**Exercise requirements:** Make an exact copy of all the entries, with the pictures left out.

**Exercise data:**
....
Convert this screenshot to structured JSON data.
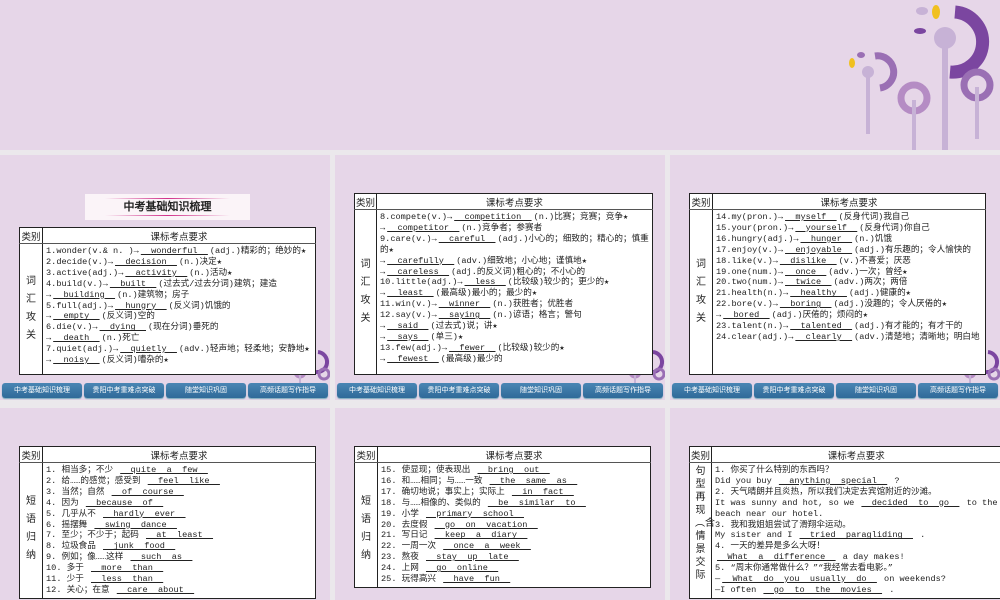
{
  "section_title": "中考基础知识梳理",
  "table_header": {
    "category": "类别",
    "requirements": "课标考点要求"
  },
  "nav": [
    "中考基础知识梳理",
    "贵阳中考重难点突破",
    "随堂知识巩固",
    "高频话题写作指导"
  ],
  "colors": {
    "band": "#e6d6e8",
    "nav_button": "#3a77a8",
    "flower_dark": "#7b46a0",
    "flower_light": "#c7b2d6",
    "leaf": "#f0c020"
  },
  "panels": [
    {
      "category": "词汇攻关",
      "lines": [
        "1.wonder(v.& n. )→[wonderful](adj.)精彩的；绝妙的★",
        "2.decide(v.)→[decision](n.)决定★",
        "3.active(adj.)→[activity](n.)活动★",
        "4.build(v.)→[built](过去式/过去分词)建筑；建造",
        "→[building](n.)建筑物；房子",
        "5.full(adj.)→[hungry](反义词)饥饿的",
        "→[empty](反义词)空的",
        "6.die(v.)→[dying](现在分词)垂死的",
        "→[death](n.)死亡",
        "7.quiet(adj.)→[quietly](adv.)轻声地；轻柔地；安静地★",
        "→[noisy](反义词)嘈杂的★"
      ]
    },
    {
      "category": "词汇攻关",
      "lines": [
        "8.compete(v.)→[competition](n.)比赛；竞赛；竞争★",
        "→[competitor](n.)竞争者；参赛者",
        "9.care(v.)→[careful](adj.)小心的；细致的；精心的；慎重",
        "的★",
        "→[carefully](adv.)细致地；小心地；谨慎地★",
        "→[careless](adj.的反义词)粗心的；不小心的",
        "10.little(adj.)→[less](比较级)较少的；更少的★",
        "→[least](最高级)最小的；最少的★",
        "11.win(v.)→[winner](n.)获胜者；优胜者",
        "12.say(v.)→[saying](n.)谚语；格言；警句",
        "→[said](过去式)说；讲★",
        "→[says](单三)★",
        "13.few(adj.)→[fewer](比较级)较少的★",
        "→[fewest](最高级)最少的"
      ]
    },
    {
      "category": "词汇攻关",
      "lines": [
        "14.my(pron.)→[myself](反身代词)我自己",
        "15.your(pron.)→[yourself](反身代词)你自己",
        "16.hungry(adj.)→[hunger](n.)饥饿",
        "17.enjoy(v.)→[enjoyable](adj.)有乐趣的；令人愉快的",
        "18.like(v.)→[dislike](v.)不喜爱；厌恶",
        "19.one(num.)→[once](adv.)一次；曾经★",
        "20.two(num.)→[twice](adv.)两次；两倍",
        "21.health(n.)→[healthy](adj.)健康的★",
        "22.bore(v.)→[boring](adj.)没趣的；令人厌倦的★",
        "→[bored](adj.)厌倦的；烦闷的★",
        "23.talent(n.)→[talented](adj.)有才能的；有才干的",
        "24.clear(adj.)→[clearly](adv.)清楚地；清晰地；明白地"
      ]
    },
    {
      "category": "短语归纳",
      "lines": [
        "1. 相当多；不少 [quite  a  few]",
        "2. 给……的感觉；感受到 [feel  like]",
        "3. 当然；自然 [of  course]",
        "4. 因为 [because  of]",
        "5. 几乎从不 [hardly  ever]",
        "6. 摇摆舞 [swing  dance]",
        "7. 至少；不少于；起码 [at  least]",
        "8. 垃圾食品 [junk  food]",
        "9. 例如；像……这样 [such  as]",
        "10. 多于 [more  than]",
        "11. 少于 [less  than]",
        "12. 关心；在意 [care  about]"
      ]
    },
    {
      "category": "短语归纳",
      "lines": [
        "15. 使显现；使表现出 [bring  out]",
        "16. 和……相同；与……一致 [the  same  as]",
        "17. 确切地说；事实上；实际上 [in  fact]",
        "18. 与……相像的、类似的 [be  similar  to]",
        "19. 小学 [primary  school]",
        "20. 去度假 [go  on  vacation]",
        "21. 写日记 [keep  a  diary]",
        "22. 一周一次 [once  a  week]",
        "23. 熬夜 [stay  up  late]",
        "24. 上网 [go  online]",
        "25. 玩得高兴 [have  fun]"
      ]
    },
    {
      "category": "句型再现︵含情景交际",
      "lines": [
        "1. 你买了什么特别的东西吗？",
        "Did you buy [anything  special] ?",
        "2. 天气晴朗并且炎热，所以我们决定去宾馆附近的沙滩。",
        "It was sunny and hot, so we [decided  to  go] to the",
        "beach near our hotel.",
        "3. 我和我姐姐尝试了滑翔伞运动。",
        "My sister and I [tried  paragliding] .",
        "4. 一天的差异是多么大呀！",
        "[What  a  difference] a day makes!",
        "5. “周末你通常做什么？”“我经常去看电影。”",
        "—[What  do  you  usually  do] on weekends?",
        "—I often [go  to  the  movies] ."
      ]
    }
  ]
}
....
**Correct output:**
Convert this screenshot to structured JSON data.
{
  "section_title": "中考基础知识梳理",
  "table_header": {
    "category": "类别",
    "requirements": "课标考点要求"
  },
  "nav": [
    "中考基础知识梳理",
    "贵阳中考重难点突破",
    "随堂知识巩固",
    "高频话题写作指导"
  ],
  "colors": {
    "band": "#e6d6e8",
    "nav_button": "#3a77a8",
    "flower_dark": "#7b46a0",
    "flower_light": "#c7b2d6",
    "leaf": "#f0c020"
  },
  "panels": [
    {
      "category": "词汇攻关",
      "lines": [
        "1.wonder(v.& n. )→[wonderful](adj.)精彩的；绝妙的★",
        "2.decide(v.)→[decision](n.)决定★",
        "3.active(adj.)→[activity](n.)活动★",
        "4.build(v.)→[built](过去式/过去分词)建筑；建造",
        "→[building](n.)建筑物；房子",
        "5.full(adj.)→[hungry](反义词)饥饿的",
        "→[empty](反义词)空的",
        "6.die(v.)→[dying](现在分词)垂死的",
        "→[death](n.)死亡",
        "7.quiet(adj.)→[quietly](adv.)轻声地；轻柔地；安静地★",
        "→[noisy](反义词)嘈杂的★"
      ]
    },
    {
      "category": "词汇攻关",
      "lines": [
        "8.compete(v.)→[competition](n.)比赛；竞赛；竞争★",
        "→[competitor](n.)竞争者；参赛者",
        "9.care(v.)→[careful](adj.)小心的；细致的；精心的；慎重",
        "的★",
        "→[carefully](adv.)细致地；小心地；谨慎地★",
        "→[careless](adj.的反义词)粗心的；不小心的",
        "10.little(adj.)→[less](比较级)较少的；更少的★",
        "→[least](最高级)最小的；最少的★",
        "11.win(v.)→[winner](n.)获胜者；优胜者",
        "12.say(v.)→[saying](n.)谚语；格言；警句",
        "→[said](过去式)说；讲★",
        "→[says](单三)★",
        "13.few(adj.)→[fewer](比较级)较少的★",
        "→[fewest](最高级)最少的"
      ]
    },
    {
      "category": "词汇攻关",
      "lines": [
        "14.my(pron.)→[myself](反身代词)我自己",
        "15.your(pron.)→[yourself](反身代词)你自己",
        "16.hungry(adj.)→[hunger](n.)饥饿",
        "17.enjoy(v.)→[enjoyable](adj.)有乐趣的；令人愉快的",
        "18.like(v.)→[dislike](v.)不喜爱；厌恶",
        "19.one(num.)→[once](adv.)一次；曾经★",
        "20.two(num.)→[twice](adv.)两次；两倍",
        "21.health(n.)→[healthy](adj.)健康的★",
        "22.bore(v.)→[boring](adj.)没趣的；令人厌倦的★",
        "→[bored](adj.)厌倦的；烦闷的★",
        "23.talent(n.)→[talented](adj.)有才能的；有才干的",
        "24.clear(adj.)→[clearly](adv.)清楚地；清晰地；明白地"
      ]
    },
    {
      "category": "短语归纳",
      "lines": [
        "1. 相当多；不少 [quite  a  few]",
        "2. 给……的感觉；感受到 [feel  like]",
        "3. 当然；自然 [of  course]",
        "4. 因为 [because  of]",
        "5. 几乎从不 [hardly  ever]",
        "6. 摇摆舞 [swing  dance]",
        "7. 至少；不少于；起码 [at  least]",
        "8. 垃圾食品 [junk  food]",
        "9. 例如；像……这样 [such  as]",
        "10. 多于 [more  than]",
        "11. 少于 [less  than]",
        "12. 关心；在意 [care  about]"
      ]
    },
    {
      "category": "短语归纳",
      "lines": [
        "15. 使显现；使表现出 [bring  out]",
        "16. 和……相同；与……一致 [the  same  as]",
        "17. 确切地说；事实上；实际上 [in  fact]",
        "18. 与……相像的、类似的 [be  similar  to]",
        "19. 小学 [primary  school]",
        "20. 去度假 [go  on  vacation]",
        "21. 写日记 [keep  a  diary]",
        "22. 一周一次 [once  a  week]",
        "23. 熬夜 [stay  up  late]",
        "24. 上网 [go  online]",
        "25. 玩得高兴 [have  fun]"
      ]
    },
    {
      "category": "句型再现︵含情景交际",
      "lines": [
        "1. 你买了什么特别的东西吗？",
        "Did you buy [anything  special] ?",
        "2. 天气晴朗并且炎热，所以我们决定去宾馆附近的沙滩。",
        "It was sunny and hot, so we [decided  to  go] to the",
        "beach near our hotel.",
        "3. 我和我姐姐尝试了滑翔伞运动。",
        "My sister and I [tried  paragliding] .",
        "4. 一天的差异是多么大呀！",
        "[What  a  difference] a day makes!",
        "5. “周末你通常做什么？”“我经常去看电影。”",
        "—[What  do  you  usually  do] on weekends?",
        "—I often [go  to  the  movies] ."
      ]
    }
  ]
}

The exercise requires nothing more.